======== INPUT RECORDS ========
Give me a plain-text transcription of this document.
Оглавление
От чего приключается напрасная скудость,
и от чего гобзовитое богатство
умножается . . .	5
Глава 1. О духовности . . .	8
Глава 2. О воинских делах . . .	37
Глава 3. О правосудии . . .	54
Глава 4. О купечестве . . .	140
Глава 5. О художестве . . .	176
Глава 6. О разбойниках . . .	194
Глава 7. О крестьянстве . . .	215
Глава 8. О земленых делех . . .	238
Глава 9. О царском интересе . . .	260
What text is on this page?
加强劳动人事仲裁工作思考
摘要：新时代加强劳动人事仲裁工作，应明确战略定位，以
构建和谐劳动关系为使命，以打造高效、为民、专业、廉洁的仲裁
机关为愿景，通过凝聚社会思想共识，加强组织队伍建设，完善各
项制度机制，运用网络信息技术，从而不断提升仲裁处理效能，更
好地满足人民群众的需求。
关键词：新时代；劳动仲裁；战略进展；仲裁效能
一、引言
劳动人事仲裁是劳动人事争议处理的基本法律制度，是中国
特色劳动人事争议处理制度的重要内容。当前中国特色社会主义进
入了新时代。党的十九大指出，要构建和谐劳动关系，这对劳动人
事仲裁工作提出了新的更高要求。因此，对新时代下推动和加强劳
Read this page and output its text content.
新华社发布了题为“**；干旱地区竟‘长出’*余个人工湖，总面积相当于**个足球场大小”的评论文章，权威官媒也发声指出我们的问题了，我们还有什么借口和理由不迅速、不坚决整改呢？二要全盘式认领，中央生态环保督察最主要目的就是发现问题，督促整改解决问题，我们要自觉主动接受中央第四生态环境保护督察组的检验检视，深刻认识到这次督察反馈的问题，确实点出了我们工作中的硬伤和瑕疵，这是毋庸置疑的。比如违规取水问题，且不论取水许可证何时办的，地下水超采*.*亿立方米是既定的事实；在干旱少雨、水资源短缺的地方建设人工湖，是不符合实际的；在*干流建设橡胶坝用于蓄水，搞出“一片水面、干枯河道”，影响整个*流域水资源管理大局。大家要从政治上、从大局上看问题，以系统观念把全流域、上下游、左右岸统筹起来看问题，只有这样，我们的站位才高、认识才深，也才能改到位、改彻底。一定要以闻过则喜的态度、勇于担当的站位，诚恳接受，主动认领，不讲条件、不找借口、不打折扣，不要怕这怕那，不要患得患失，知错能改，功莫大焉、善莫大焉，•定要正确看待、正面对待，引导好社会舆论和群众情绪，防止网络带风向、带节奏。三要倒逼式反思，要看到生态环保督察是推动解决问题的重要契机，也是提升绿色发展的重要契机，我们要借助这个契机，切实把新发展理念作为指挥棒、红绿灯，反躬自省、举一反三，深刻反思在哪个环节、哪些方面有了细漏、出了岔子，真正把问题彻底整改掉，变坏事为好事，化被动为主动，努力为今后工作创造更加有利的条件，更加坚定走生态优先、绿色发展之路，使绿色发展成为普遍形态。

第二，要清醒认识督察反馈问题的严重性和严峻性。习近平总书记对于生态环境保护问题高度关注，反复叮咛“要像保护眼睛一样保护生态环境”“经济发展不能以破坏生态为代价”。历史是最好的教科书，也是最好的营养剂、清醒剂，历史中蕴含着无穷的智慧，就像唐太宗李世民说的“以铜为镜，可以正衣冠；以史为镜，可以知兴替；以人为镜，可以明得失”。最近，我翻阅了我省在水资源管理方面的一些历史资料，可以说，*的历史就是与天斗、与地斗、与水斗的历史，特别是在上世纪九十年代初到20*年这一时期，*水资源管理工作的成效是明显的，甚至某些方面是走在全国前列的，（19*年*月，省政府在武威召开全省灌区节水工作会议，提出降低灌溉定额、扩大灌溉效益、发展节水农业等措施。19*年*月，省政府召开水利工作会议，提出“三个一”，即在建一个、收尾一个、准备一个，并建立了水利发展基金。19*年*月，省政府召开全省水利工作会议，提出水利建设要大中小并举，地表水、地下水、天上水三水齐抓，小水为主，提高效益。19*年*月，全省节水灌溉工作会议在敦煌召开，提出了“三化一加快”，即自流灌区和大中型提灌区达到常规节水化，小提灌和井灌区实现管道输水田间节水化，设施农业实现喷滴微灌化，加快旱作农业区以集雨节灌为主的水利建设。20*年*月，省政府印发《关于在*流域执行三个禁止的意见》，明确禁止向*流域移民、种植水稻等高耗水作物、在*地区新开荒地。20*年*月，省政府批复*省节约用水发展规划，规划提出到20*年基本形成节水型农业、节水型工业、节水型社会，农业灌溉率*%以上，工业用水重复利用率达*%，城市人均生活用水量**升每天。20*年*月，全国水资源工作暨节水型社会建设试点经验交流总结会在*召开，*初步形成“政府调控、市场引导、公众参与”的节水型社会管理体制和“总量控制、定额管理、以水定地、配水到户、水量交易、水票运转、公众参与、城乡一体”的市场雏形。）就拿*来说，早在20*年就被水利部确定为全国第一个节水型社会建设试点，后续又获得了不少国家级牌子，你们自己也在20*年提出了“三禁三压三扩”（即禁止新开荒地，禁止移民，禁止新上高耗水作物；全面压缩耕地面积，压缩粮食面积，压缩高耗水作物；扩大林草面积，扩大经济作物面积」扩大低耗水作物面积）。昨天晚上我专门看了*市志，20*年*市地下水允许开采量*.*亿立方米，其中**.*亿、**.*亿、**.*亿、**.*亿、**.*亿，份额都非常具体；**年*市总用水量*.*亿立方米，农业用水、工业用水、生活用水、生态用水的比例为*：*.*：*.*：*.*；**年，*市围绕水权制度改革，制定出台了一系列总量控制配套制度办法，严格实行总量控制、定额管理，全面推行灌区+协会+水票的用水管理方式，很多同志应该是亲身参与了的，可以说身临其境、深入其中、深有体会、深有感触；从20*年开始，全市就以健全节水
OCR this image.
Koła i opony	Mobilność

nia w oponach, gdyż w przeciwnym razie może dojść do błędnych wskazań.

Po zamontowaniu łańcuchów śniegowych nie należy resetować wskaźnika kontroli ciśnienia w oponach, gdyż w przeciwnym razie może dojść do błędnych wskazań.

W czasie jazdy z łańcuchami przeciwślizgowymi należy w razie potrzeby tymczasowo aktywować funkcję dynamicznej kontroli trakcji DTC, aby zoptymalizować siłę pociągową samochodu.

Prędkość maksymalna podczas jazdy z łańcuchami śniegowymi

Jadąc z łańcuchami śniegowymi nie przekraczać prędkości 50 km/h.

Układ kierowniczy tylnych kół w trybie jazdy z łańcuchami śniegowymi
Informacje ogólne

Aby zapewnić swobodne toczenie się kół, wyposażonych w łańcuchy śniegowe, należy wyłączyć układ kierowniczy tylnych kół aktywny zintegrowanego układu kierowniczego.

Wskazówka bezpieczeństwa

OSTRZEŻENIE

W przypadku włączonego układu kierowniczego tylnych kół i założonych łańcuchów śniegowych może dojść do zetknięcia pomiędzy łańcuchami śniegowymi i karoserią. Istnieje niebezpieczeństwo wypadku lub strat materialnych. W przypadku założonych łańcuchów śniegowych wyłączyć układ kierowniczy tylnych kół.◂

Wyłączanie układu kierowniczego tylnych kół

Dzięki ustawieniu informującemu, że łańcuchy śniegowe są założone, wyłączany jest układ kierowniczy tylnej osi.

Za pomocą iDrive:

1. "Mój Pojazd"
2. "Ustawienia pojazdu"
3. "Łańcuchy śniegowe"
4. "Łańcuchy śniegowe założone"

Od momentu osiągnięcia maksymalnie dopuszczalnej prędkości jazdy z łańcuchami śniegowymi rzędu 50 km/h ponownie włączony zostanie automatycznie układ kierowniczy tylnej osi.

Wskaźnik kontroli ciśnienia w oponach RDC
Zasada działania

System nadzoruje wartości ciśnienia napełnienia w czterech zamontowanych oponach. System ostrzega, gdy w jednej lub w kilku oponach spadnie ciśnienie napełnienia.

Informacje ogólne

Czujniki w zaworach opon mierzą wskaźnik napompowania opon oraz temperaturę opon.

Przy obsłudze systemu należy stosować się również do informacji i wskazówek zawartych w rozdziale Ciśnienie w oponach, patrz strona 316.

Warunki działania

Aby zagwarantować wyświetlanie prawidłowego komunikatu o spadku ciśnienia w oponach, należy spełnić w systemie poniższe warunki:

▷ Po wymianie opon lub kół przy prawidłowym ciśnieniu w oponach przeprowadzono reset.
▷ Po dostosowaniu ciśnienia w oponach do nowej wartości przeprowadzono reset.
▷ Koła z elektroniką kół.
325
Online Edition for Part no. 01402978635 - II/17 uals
========
### REQUIRED TASK
Report all lines of the data that include the word "przeprowadzono".

### SOLUTION TO THIS PROBLEM
▷ Po wymianie opon lub kół przy prawidłowym ciśnieniu w oponach przeprowadzono reset.
▷ Po dostosowaniu ciśnienia w oponach do nowej wartości przeprowadzono reset.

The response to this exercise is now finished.